DATASET RECORDS
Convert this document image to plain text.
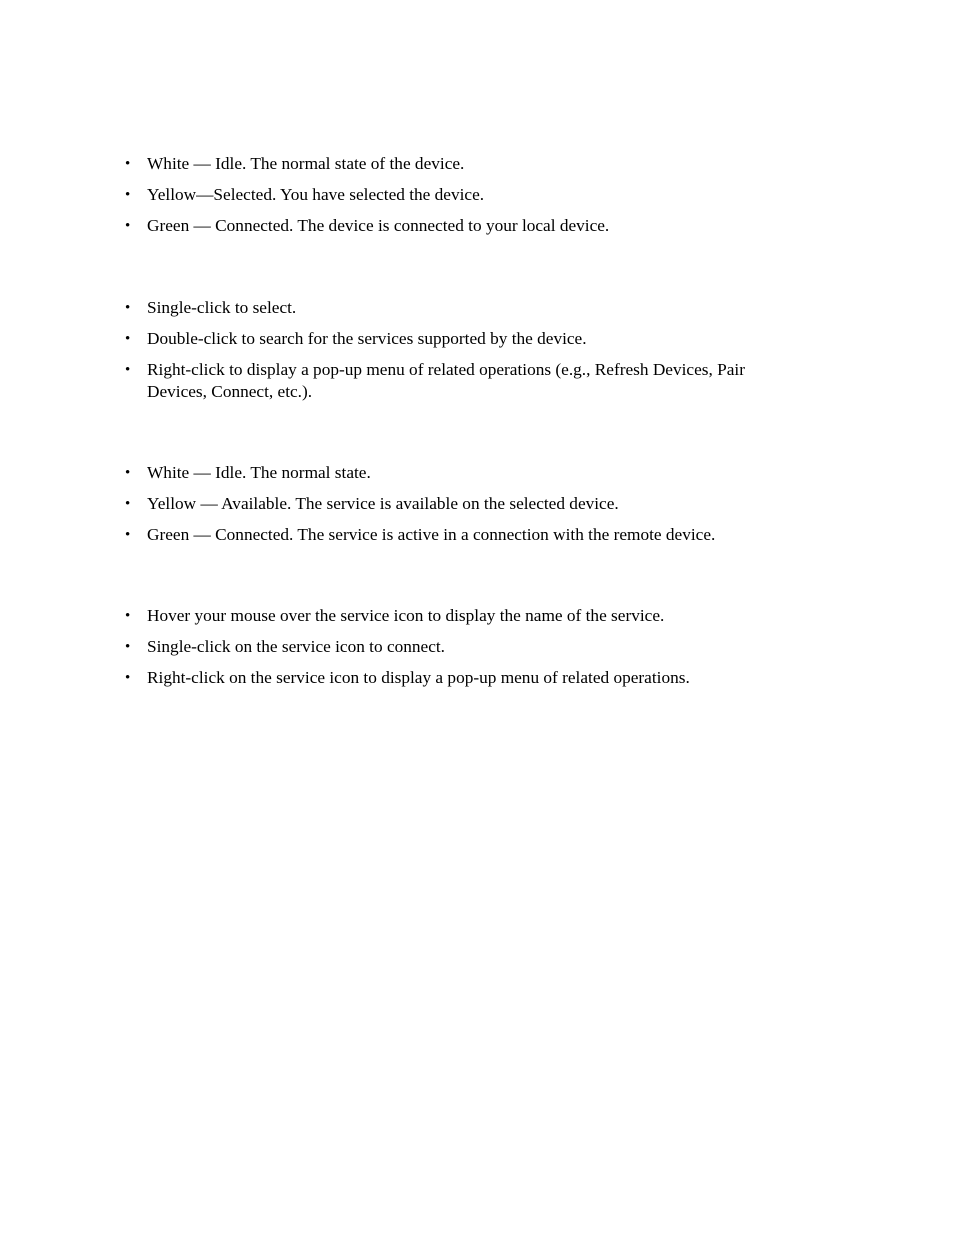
• White — Idle. The normal state of the device.
• Yellow—Selected. You have selected the device.
• Green — Connected. The device is connected to your local device.
• Single-click to select.
• Double-click to search for the services supported by the device.
• Right-click to display a pop-up menu of related operations (e.g., Refresh Devices, Pair Devices, Connect, etc.).
• White — Idle. The normal state.
• Yellow — Available. The service is available on the selected device.
• Green — Connected. The service is active in a connection with the remote device.
• Hover your mouse over the service icon to display the name of the service.
• Single-click on the service icon to connect.
• Right-click on the service icon to display a pop-up menu of related operations.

WHAT YOU WILL DO
Without the pictures, return all the records precisely as they stand.

THE REPLY
Convert this document image to plain text.
• White — Idle. The normal state of the device.
• Yellow—Selected. You have selected the device.
• Green — Connected. The device is connected to your local device.
• Single-click to select.
• Double-click to search for the services supported by the device.
• Right-click to display a pop-up menu of related operations (e.g., Refresh Devices, Pair Devices, Connect, etc.).
• White — Idle. The normal state.
• Yellow — Available. The service is available on the selected device.
• Green — Connected. The service is active in a connection with the remote device.
• Hover your mouse over the service icon to display the name of the service.
• Single-click on the service icon to connect.
• Right-click on the service icon to display a pop-up menu of related operations.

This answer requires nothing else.